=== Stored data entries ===
* * * * * * *

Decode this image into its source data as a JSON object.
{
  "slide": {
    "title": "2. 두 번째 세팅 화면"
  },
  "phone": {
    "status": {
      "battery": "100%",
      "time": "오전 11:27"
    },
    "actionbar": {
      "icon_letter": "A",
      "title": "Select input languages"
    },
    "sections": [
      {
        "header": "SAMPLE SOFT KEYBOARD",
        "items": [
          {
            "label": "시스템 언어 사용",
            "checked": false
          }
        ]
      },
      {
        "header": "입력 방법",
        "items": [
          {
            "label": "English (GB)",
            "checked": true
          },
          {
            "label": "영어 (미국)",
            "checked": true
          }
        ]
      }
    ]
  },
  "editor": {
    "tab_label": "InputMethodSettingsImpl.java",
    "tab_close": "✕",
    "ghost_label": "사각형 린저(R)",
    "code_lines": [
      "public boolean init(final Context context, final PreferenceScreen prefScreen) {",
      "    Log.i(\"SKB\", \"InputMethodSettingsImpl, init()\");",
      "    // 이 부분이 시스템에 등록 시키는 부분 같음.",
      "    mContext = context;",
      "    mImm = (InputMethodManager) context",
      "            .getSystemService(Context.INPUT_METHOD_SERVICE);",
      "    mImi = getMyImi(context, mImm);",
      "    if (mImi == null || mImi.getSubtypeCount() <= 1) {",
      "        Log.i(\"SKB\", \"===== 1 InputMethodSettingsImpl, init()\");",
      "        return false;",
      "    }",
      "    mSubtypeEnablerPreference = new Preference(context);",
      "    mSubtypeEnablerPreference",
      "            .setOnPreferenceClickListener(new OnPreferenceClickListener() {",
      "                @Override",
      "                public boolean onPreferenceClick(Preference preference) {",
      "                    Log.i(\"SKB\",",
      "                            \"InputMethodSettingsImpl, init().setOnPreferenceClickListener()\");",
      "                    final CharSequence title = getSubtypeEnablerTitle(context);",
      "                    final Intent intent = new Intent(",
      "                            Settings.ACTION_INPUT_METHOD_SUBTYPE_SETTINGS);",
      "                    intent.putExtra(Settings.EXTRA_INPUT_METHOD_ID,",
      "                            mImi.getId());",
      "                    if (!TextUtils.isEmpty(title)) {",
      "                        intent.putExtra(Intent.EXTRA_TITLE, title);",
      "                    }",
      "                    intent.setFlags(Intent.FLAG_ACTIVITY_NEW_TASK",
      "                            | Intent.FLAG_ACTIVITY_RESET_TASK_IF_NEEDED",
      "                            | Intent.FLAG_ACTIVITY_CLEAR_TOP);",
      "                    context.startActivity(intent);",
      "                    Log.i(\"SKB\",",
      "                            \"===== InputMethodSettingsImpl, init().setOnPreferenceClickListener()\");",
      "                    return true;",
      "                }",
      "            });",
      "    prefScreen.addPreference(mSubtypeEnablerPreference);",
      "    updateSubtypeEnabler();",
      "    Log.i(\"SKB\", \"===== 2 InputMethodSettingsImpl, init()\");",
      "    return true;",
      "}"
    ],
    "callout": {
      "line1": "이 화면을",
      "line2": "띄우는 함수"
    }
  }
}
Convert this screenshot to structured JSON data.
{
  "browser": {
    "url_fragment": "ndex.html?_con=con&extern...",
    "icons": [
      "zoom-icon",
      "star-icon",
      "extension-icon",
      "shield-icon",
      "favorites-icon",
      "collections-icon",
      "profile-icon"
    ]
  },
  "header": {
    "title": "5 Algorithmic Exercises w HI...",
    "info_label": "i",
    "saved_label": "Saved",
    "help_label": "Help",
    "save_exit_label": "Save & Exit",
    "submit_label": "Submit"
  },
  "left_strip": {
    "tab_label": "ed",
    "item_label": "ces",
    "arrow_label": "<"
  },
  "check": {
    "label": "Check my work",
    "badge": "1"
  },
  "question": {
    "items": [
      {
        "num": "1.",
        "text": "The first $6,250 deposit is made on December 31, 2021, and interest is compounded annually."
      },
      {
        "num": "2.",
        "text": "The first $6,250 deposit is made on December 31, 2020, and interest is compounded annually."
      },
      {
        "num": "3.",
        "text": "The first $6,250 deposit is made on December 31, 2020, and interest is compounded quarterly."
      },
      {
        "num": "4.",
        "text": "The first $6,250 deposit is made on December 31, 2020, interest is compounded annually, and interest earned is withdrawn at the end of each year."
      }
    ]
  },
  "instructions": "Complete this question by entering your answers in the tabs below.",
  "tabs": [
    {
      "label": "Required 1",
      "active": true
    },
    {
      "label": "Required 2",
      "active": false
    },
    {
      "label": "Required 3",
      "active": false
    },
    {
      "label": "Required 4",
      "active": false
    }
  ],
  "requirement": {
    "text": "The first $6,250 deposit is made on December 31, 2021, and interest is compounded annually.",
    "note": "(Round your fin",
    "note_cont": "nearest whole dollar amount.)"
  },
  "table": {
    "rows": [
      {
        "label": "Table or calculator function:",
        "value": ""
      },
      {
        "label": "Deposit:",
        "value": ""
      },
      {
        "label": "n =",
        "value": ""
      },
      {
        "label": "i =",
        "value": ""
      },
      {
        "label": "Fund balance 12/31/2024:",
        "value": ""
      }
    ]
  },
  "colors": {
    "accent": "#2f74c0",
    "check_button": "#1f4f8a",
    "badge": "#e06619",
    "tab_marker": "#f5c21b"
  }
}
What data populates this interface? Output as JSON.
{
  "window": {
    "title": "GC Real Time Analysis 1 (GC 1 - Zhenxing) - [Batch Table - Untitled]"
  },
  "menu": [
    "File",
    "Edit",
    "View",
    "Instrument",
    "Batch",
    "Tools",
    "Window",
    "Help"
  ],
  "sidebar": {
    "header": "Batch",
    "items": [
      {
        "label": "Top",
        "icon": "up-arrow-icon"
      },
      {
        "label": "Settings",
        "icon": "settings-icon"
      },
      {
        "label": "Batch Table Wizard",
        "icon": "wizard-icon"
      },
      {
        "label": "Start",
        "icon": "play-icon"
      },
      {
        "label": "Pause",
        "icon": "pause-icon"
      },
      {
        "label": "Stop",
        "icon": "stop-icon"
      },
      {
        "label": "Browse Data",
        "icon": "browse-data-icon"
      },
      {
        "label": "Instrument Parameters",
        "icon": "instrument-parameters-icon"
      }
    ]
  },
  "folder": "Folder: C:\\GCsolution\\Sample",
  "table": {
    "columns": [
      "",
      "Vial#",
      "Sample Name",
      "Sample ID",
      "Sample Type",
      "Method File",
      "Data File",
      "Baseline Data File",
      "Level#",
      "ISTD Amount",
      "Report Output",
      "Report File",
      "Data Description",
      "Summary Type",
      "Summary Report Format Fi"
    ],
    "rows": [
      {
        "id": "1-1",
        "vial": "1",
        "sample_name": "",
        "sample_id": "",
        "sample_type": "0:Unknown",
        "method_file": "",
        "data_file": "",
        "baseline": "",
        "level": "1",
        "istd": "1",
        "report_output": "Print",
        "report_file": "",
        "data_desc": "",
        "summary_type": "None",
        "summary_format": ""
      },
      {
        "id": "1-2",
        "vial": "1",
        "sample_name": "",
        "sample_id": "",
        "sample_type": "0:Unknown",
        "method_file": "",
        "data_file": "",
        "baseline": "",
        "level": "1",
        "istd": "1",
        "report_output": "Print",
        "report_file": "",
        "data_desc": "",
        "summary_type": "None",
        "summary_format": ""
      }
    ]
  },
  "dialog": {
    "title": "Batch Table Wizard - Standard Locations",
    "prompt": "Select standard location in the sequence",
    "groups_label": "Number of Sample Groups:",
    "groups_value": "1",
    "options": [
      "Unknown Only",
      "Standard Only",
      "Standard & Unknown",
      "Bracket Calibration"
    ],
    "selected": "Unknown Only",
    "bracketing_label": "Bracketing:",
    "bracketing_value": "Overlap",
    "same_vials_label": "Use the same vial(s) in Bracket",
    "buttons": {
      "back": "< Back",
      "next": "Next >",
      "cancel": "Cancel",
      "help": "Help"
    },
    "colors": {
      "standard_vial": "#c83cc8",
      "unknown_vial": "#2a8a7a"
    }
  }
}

* * * * * * *

Look through the data above. Each line containing the word "tabs" needs to be copied.

=== Answer below ===
  "instructions": "Complete this question by entering your answers in the tabs below.",
  "tabs": [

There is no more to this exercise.